Task objective
The records below are to be copied word for word, with every picture left out.

+++++

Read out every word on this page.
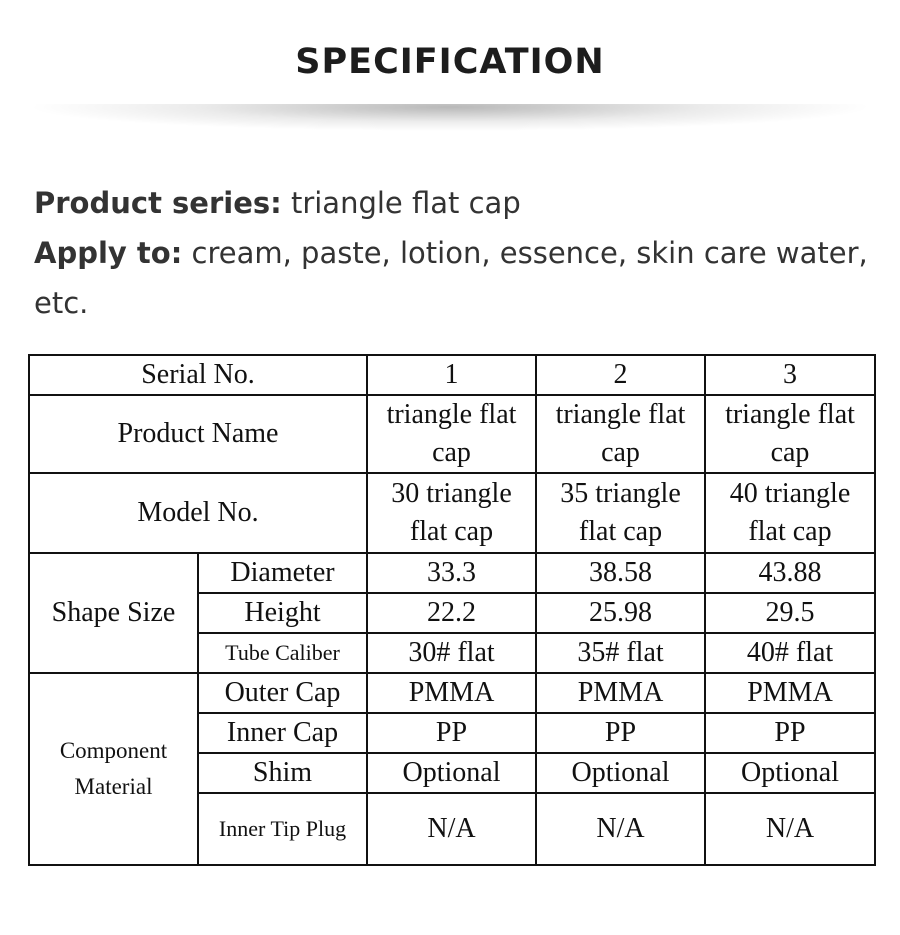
SPECIFICATION
Product series: triangle flat cap
Apply to: cream, paste, lotion, essence, skin care water, etc.
Serial No.		1	2	3
Product Name		triangle flat cap	triangle flat cap	triangle flat cap
Model No.		30 triangle flat cap	35 triangle flat cap	40 triangle flat cap
Shape Size	Diameter	33.3	38.58	43.88
	Height	22.2	25.98	29.5
	Tube Caliber	30# flat	35# flat	40# flat
Component Material	Outer Cap	PMMA	PMMA	PMMA
	Inner Cap	PP	PP	PP
	Shim	Optional	Optional	Optional
	Inner Tip Plug	N/A	N/A	N/A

+++++

Exercise response
Read out every word on this page.
SPECIFICATION
Product series: triangle flat cap
Apply to: cream, paste, lotion, essence, skin care water, etc.
Serial No.		1	2	3
Product Name		triangle flat cap	triangle flat cap	triangle flat cap
Model No.		30 triangle flat cap	35 triangle flat cap	40 triangle flat cap
Shape Size	Diameter	33.3	38.58	43.88
	Height	22.2	25.98	29.5
	Tube Caliber	30# flat	35# flat	40# flat
Component Material	Outer Cap	PMMA	PMMA	PMMA
	Inner Cap	PP	PP	PP
	Shim	Optional	Optional	Optional
	Inner Tip Plug	N/A	N/A	N/A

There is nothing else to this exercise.